[START Data supplied]
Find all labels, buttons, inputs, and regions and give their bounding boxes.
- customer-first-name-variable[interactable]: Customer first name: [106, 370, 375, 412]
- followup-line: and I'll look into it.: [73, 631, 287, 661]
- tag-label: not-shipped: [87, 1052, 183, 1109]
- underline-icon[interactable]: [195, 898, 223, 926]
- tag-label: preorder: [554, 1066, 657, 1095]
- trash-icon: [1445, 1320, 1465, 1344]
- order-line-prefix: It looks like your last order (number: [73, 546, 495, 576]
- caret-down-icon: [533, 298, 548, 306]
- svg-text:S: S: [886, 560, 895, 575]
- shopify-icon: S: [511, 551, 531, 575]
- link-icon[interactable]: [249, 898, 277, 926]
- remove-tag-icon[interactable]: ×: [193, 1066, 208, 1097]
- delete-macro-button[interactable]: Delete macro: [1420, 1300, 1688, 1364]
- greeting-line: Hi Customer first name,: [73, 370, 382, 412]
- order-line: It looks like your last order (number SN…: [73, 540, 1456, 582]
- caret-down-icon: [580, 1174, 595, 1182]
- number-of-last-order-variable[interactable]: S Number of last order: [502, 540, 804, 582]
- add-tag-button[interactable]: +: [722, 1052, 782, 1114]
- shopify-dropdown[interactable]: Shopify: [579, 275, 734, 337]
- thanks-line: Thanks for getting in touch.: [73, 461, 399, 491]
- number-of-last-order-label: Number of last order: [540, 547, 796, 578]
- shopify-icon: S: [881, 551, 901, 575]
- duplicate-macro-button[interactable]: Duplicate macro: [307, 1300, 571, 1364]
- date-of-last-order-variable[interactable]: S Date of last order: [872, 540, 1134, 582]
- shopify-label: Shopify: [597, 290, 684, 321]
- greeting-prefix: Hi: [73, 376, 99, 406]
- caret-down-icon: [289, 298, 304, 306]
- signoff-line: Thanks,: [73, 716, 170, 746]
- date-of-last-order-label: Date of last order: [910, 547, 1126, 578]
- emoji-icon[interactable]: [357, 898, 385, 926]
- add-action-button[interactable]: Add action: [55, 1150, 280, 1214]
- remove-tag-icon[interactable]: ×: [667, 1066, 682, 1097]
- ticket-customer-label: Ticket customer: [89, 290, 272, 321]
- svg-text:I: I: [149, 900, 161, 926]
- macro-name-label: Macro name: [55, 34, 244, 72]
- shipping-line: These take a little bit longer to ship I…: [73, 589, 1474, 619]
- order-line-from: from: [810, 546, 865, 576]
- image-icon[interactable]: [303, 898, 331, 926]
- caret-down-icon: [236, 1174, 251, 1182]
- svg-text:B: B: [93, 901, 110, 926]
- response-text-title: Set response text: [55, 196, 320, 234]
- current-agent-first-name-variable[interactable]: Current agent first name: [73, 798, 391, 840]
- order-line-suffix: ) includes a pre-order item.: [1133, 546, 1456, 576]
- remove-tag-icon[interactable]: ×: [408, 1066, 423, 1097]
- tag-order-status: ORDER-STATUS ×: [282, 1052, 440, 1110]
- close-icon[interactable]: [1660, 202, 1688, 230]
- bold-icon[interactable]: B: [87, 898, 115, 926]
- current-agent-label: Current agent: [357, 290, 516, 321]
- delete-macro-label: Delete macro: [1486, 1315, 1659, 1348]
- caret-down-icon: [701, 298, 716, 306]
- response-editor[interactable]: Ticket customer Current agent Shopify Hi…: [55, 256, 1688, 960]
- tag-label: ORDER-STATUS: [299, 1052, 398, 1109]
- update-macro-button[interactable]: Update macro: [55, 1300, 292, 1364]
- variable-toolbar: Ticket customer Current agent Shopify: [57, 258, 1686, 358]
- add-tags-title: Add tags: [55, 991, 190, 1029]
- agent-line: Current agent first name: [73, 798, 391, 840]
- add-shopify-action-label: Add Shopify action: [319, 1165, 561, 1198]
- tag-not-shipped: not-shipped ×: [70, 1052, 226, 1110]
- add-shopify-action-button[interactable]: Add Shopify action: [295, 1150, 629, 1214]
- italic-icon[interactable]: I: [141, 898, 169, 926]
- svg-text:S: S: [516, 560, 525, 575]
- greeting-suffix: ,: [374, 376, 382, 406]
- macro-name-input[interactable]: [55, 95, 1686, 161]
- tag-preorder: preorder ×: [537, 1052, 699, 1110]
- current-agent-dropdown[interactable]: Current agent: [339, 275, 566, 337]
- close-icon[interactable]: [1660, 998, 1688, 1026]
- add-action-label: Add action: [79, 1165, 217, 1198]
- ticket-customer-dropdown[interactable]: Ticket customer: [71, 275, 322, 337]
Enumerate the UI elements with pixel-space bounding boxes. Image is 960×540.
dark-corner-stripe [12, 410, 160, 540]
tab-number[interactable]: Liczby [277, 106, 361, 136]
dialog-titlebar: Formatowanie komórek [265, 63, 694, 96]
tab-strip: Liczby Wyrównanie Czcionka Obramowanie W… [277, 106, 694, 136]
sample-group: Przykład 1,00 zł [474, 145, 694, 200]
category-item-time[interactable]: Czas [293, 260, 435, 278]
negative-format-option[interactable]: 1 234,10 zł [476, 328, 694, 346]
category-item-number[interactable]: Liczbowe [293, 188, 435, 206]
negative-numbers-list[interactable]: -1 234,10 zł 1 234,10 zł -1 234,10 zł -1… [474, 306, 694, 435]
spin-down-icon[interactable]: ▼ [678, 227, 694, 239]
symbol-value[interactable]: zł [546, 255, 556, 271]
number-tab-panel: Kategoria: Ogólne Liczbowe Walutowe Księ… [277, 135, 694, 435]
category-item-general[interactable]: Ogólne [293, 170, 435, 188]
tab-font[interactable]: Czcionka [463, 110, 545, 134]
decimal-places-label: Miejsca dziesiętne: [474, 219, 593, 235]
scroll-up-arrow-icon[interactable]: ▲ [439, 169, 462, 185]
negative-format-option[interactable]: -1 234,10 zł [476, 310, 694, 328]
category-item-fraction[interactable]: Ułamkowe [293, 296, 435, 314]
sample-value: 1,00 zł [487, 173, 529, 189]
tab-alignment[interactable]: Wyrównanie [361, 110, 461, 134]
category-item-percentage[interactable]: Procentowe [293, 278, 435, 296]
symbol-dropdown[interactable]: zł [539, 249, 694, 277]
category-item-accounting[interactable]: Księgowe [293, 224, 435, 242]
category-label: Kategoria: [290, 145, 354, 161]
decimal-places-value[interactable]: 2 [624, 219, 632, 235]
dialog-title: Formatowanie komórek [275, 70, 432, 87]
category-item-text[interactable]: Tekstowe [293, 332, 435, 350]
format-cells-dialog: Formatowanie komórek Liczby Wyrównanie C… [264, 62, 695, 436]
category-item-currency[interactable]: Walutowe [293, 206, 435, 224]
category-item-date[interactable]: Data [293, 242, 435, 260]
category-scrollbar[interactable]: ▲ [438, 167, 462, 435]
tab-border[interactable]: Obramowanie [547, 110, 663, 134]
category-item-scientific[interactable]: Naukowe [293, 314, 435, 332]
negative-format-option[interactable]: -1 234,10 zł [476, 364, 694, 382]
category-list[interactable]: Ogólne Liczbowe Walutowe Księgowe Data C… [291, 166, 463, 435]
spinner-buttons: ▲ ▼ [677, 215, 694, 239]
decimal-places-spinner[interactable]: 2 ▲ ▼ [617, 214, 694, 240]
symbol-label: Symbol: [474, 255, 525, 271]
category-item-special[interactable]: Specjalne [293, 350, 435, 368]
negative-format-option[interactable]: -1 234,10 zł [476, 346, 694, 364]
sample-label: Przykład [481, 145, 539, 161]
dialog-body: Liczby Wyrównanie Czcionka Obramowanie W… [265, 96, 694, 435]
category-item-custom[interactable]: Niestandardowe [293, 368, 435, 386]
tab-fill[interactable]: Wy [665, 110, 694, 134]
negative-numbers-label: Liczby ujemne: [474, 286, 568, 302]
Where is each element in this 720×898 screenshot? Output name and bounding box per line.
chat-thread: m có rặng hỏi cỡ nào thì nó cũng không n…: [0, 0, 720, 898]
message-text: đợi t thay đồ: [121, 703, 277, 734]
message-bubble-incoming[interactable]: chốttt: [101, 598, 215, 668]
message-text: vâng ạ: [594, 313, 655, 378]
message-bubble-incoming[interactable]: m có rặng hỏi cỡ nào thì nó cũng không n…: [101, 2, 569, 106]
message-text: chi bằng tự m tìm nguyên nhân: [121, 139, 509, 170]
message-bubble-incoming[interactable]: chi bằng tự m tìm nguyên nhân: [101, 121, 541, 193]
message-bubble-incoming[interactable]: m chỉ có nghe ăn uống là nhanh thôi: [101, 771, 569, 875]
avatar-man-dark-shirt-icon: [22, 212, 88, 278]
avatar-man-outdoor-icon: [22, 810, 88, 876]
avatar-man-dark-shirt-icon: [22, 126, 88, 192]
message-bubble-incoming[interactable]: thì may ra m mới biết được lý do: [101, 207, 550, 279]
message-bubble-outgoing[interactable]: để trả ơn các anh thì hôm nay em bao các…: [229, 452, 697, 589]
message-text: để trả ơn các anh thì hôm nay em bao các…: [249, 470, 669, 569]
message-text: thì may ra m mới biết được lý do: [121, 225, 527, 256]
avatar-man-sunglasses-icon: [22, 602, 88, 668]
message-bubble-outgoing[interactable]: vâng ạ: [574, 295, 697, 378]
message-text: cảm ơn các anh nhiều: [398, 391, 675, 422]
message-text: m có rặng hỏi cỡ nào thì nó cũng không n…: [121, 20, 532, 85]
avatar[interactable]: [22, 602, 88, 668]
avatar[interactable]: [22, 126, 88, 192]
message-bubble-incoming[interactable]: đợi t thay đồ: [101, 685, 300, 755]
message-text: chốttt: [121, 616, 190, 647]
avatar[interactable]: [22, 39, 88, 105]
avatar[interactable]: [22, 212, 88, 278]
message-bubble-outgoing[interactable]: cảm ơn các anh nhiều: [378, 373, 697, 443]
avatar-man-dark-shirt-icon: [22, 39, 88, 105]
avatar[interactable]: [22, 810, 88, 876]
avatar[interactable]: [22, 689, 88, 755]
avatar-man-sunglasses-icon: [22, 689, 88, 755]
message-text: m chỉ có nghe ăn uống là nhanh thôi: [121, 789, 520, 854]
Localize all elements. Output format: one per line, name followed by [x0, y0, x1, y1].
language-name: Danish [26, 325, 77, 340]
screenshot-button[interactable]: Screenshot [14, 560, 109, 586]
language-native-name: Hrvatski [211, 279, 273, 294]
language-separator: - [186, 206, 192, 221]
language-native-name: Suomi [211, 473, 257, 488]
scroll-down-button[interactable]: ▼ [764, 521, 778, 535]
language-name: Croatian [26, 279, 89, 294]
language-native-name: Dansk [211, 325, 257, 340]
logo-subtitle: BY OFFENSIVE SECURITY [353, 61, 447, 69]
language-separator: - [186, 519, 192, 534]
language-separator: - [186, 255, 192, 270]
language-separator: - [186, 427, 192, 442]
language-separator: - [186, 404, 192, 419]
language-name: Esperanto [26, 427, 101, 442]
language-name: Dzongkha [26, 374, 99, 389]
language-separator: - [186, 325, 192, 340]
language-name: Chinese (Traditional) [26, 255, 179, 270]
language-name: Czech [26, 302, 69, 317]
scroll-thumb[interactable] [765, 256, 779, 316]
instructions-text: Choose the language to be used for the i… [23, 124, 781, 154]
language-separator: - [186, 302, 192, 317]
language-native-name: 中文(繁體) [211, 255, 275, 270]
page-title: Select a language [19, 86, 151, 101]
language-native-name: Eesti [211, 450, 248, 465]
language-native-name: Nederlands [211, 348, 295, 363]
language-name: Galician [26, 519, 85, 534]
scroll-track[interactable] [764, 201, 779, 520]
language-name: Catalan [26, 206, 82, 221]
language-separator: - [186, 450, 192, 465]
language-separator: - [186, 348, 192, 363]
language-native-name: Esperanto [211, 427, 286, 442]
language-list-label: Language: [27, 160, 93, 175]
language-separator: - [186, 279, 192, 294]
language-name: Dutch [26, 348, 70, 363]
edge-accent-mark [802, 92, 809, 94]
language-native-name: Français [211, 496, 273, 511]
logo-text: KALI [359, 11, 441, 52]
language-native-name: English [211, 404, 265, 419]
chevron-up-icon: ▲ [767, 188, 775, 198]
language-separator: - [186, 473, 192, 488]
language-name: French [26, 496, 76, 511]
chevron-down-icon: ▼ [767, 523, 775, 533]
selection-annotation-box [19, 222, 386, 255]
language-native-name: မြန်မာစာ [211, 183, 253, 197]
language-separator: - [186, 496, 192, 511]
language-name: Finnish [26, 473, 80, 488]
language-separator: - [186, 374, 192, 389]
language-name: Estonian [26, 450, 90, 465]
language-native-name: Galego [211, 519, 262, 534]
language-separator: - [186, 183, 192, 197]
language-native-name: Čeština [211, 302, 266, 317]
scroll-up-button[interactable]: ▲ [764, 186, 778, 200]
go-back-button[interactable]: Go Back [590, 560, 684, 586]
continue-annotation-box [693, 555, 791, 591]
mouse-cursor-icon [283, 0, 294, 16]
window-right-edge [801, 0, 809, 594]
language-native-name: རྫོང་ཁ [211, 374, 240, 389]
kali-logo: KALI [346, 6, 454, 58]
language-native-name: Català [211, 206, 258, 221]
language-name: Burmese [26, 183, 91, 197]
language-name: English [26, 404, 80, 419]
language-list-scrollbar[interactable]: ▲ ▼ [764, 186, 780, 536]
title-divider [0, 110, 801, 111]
[END Data supplied]
▸ **Task objective**
Report every line of the listing above that contains the string "prefix". Matching is case-sensitive.

▸ **The result**
- order-line-prefix: It looks like your last order (number: [73, 546, 495, 576]
- greeting-prefix: Hi: [73, 376, 99, 406]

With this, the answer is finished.